• _To do_
Copy out every line in which the string "lebih" occurs.

--- Start Record list ---

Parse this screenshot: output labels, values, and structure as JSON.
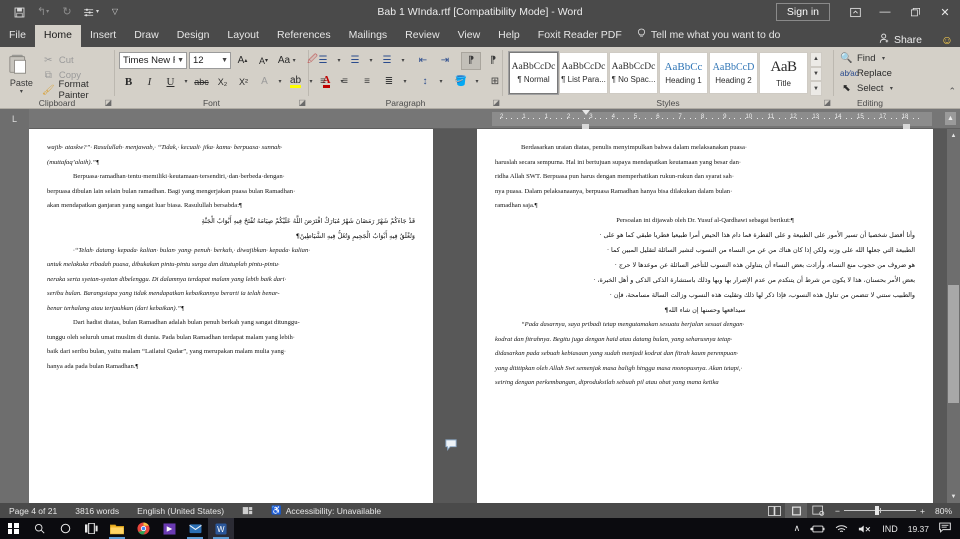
{
  "window": {
    "title": "Bab 1 WInda.rtf [Compatibility Mode]  -  Word",
    "sign_in": "Sign in",
    "ribbon_display_icon": "ribbon-display-options-icon",
    "minimize_icon": "—",
    "restore_icon": "❐",
    "close_icon": "✕"
  },
  "qat": {
    "save": "💾",
    "undo": "↶",
    "redo": "↻",
    "touch": "☲",
    "customize": "⌄"
  },
  "tabs": [
    {
      "label": "File",
      "active": false
    },
    {
      "label": "Home",
      "active": true
    },
    {
      "label": "Insert",
      "active": false
    },
    {
      "label": "Draw",
      "active": false
    },
    {
      "label": "Design",
      "active": false
    },
    {
      "label": "Layout",
      "active": false
    },
    {
      "label": "References",
      "active": false
    },
    {
      "label": "Mailings",
      "active": false
    },
    {
      "label": "Review",
      "active": false
    },
    {
      "label": "View",
      "active": false
    },
    {
      "label": "Help",
      "active": false
    },
    {
      "label": "Foxit Reader PDF",
      "active": false
    }
  ],
  "tellme": {
    "label": "Tell me what you want to do",
    "icon": "💡"
  },
  "share": {
    "label": "Share",
    "icon": "👤"
  },
  "account": {
    "icon": "🙂"
  },
  "ribbon": {
    "clipboard": {
      "label": "Clipboard",
      "paste": "Paste",
      "cut": "Cut",
      "copy": "Copy",
      "format_painter": "Format Painter"
    },
    "font": {
      "label": "Font",
      "font_name": "Times New R",
      "font_size": "12",
      "grow": "A",
      "shrink": "A",
      "change_case": "Aa",
      "clear_formatting": "✐",
      "bold": "B",
      "italic": "I",
      "underline": "U",
      "strikethrough": "abc",
      "subscript": "X₂",
      "superscript": "X²",
      "text_effects": "A",
      "highlight": "ab",
      "font_color": "A"
    },
    "paragraph": {
      "label": "Paragraph",
      "bullets": "≡",
      "numbering": "≡",
      "multilevel": "≡",
      "decrease_indent": "⇤",
      "increase_indent": "⇥",
      "ltr": "¶",
      "rtl": "¶",
      "sort": "↓",
      "show_marks": "¶",
      "align_left": "≡",
      "align_center": "≡",
      "align_right": "≡",
      "justify": "≡",
      "line_spacing": "↕",
      "shading": "■",
      "borders": "⊞"
    },
    "styles": {
      "label": "Styles",
      "items": [
        {
          "preview": "AaBbCcDc",
          "name": "¶ Normal",
          "selected": true
        },
        {
          "preview": "AaBbCcDc",
          "name": "¶ List Para...",
          "selected": false
        },
        {
          "preview": "AaBbCcDc",
          "name": "¶ No Spac...",
          "selected": false
        },
        {
          "preview": "AaBbCc",
          "name": "Heading 1",
          "selected": false
        },
        {
          "preview": "AaBbCcD",
          "name": "Heading 2",
          "selected": false
        },
        {
          "preview": "AaB",
          "name": "Title",
          "selected": false
        }
      ]
    },
    "editing": {
      "label": "Editing",
      "find": "Find",
      "replace": "Replace",
      "select": "Select"
    }
  },
  "ruler": {
    "marks": [
      "2",
      "1",
      "1",
      "2",
      "3",
      "4",
      "5",
      "6",
      "7",
      "8",
      "9",
      "10",
      "11",
      "12",
      "13",
      "14",
      "15",
      "17",
      "18"
    ]
  },
  "document": {
    "left_page": [
      {
        "style": "ital",
        "text": "wajib· ataskw?”· Rasulullah· menjawab,· “Tidak,· kecuali· jika· kamu· berpuasa· sunnah·"
      },
      {
        "style": "ital",
        "text": "(muttafaq’alaih).”¶"
      },
      {
        "style": "ind",
        "text": "Berpuasa·ramadhan·tentu·memiliki·keutamaan·tersendiri,·dan·berbeda·dengan·"
      },
      {
        "style": "",
        "text": "berpuasa dibulan lain selain bulan ramadhan. Bagi yang mengerjakan puasa bulan Ramadhan·"
      },
      {
        "style": "",
        "text": "akan mendapatkan ganjaran yang sangat luar biasa. Rasulullah bersabda:¶"
      },
      {
        "style": "arabic",
        "text": "قَدْ جَاءَكُمْ شَهْرُ رَمَضَانَ شَهْرٌ مُبَارَكٌ افْتَرَضَ اللَّهُ عَلَيْكُمْ صِيَامَهُ تُفْتَحُ فِيهِ أَبْوَابُ الْجَنَّةِ"
      },
      {
        "style": "arabic",
        "text": "وَتُغْلَقُ فِيهِ أَبْوَابُ الْجَحِيمِ وَتُغَلُّ فِيهِ الشَّيَاطِينُ¶"
      },
      {
        "style": "ital ind",
        "text": "·“Telah· datang· kepada· kalian· bulan· yang· penuh· berkah,· diwajibkan· kepada· kalian·"
      },
      {
        "style": "ital",
        "text": "untuk melakuka ribadah puasa, dibukakan pintu-pintu surga dan ditutuplah pintu-pintu·"
      },
      {
        "style": "ital",
        "text": "neraka serta syetan-syetan dibelenggu. Di dalamnya terdapat malam yang lebih baik dari·"
      },
      {
        "style": "ital",
        "text": "seribu bulan. Barangsiapa yang tidak mendapatkan kebaikannya berarti ia telah benar-"
      },
      {
        "style": "ital",
        "text": "benar terhalang atau terjauhkan (dari kebaikan).”¶"
      },
      {
        "style": "ind",
        "text": "Dari hadist diatas, bulan Ramadhan adalah bulan penuh berkah yang sangat ditunggu-"
      },
      {
        "style": "",
        "text": "tunggu oleh seluruh umat muslim di dunia. Pada bulan Ramadhan terdapat malam yang lebih·"
      },
      {
        "style": "",
        "text": "baik dari seribu bulan, yaitu malam “Lailatul Qadar”, yang merupakan malam mulia yang·"
      },
      {
        "style": "",
        "text": "hanya ada pada bulan Ramadhan.¶"
      }
    ],
    "right_page": [
      {
        "style": "ind",
        "text": "Berdasarkan uraian diatas, penulis menyimpulkan bahwa dalam melaksanakan puasa·"
      },
      {
        "style": "",
        "text": "haruslah secara sempurna. Hal ini bertujuan supaya mendapatkan keutamaan yang besar dan·"
      },
      {
        "style": "",
        "text": "ridha Allah SWT. Berpuasa pun harus dengan memperhatikan rukun-rukun dan syarat sah·"
      },
      {
        "style": "",
        "text": "nya puasa. Dalam pelaksanaanya, berpuasa Ramadhan hanya bisa dilakukan dalam bulan·"
      },
      {
        "style": "",
        "text": "ramadhan saja.¶"
      },
      {
        "style": "center",
        "text": "Persoalan ini dijawab oleh Dr. Yusuf al-Qardhawi sebagai berikut:¶"
      },
      {
        "style": "arabic",
        "text": "وأنا أفضل شخصيا أن تسير الأمور على الطبيعة و على الفطرة فما دام هذا الحيض أمرا طبيعيا فطريا طبقي كما هو على ·"
      },
      {
        "style": "arabic",
        "text": "الطبيعة التي جعلها الله على وزنه ولكن إذا كان هناك من عن من النساء من النسوب لتشير السائلة لتقليل المبين كما ·"
      },
      {
        "style": "arabic",
        "text": "هو ضروف من حجوب منع النساء، وأرادت بعض النساء أن يتناولن هذه النسوب للتأخير السائلة عن موعدها لا حرج ·"
      },
      {
        "style": "arabic",
        "text": "بعض الأمر بحسنان، هذا لا يكون من شرط أن يتنكدم من عدم الإضرار بها وبها وذلك باستشارة الذكى الذكى و أهل الخبرة، ·"
      },
      {
        "style": "arabic",
        "text": "والطبيب ستني لا تتضمن من تناول هذه النسوب، فإذا ذكر لها ذلك وتقليت هذه النسوب وزالت السالة مسامحة، فإن ·"
      },
      {
        "style": "arabic-c",
        "text": "سيدافعها وحسنها إن شاء الله¶"
      },
      {
        "style": "ital ind",
        "text": "“Pada dasarnya, saya pribadi tetap mengutamakan sesuatu berjalan sesuai dengan·"
      },
      {
        "style": "ital",
        "text": "kodrat dan fitrahnya. Begitu juga dengan haid atau datang bulan, yang seharusnya tetap·"
      },
      {
        "style": "ital",
        "text": "didasarkan pada sebuah kebiasaan yang sudah menjadi kodrat dan fitrah kaum perempuan·"
      },
      {
        "style": "ital",
        "text": "yang dititipkan oleh Allah Swt semenjak masa baligh hingga masa monopusnya. Akan tetapi,·"
      },
      {
        "style": "ital",
        "text": "seiring dengan perkembangan, diproduksilah sebuah pil atau obat yang mana ketika"
      }
    ],
    "comment_icon": "comment-bubble-icon"
  },
  "status": {
    "page": "Page 4 of 21",
    "words": "3816 words",
    "language": "English (United States)",
    "proofing_icon": "spelling-check-icon",
    "accessibility": "Accessibility: Unavailable",
    "views": [
      {
        "name": "read-mode",
        "icon": "📖",
        "active": false
      },
      {
        "name": "print-layout",
        "icon": "▤",
        "active": true
      },
      {
        "name": "web-layout",
        "icon": "▣",
        "active": false
      }
    ],
    "zoom_out": "−",
    "zoom_in": "+",
    "zoom": "80%"
  },
  "taskbar": {
    "start": "start-button",
    "search": "🔍",
    "cortana": "○",
    "taskview": "☰",
    "apps": [
      {
        "name": "file-explorer",
        "color": "#f6b93b",
        "glyph": "📁"
      },
      {
        "name": "chrome",
        "color": "#e8453c",
        "glyph": "◉"
      },
      {
        "name": "app-purple",
        "color": "#6a3ab2",
        "glyph": "▶"
      },
      {
        "name": "mail",
        "color": "#2a6fb5",
        "glyph": "✉"
      },
      {
        "name": "word",
        "color": "#2b579a",
        "glyph": "W"
      }
    ],
    "tray": {
      "chevron": "∧",
      "battery": "🔋",
      "network": "📶",
      "volume": "🔇",
      "language": "IND",
      "time": "19.37",
      "notifications": "💬"
    }
  }
}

--- End Record list ---

• _Completed task_
        "text": "neraka serta syetan-syetan dibelenggu. Di dalamnya terdapat malam yang lebih baik dari·"
        "text": "tunggu oleh seluruh umat muslim di dunia. Pada bulan Ramadhan terdapat malam yang lebih·"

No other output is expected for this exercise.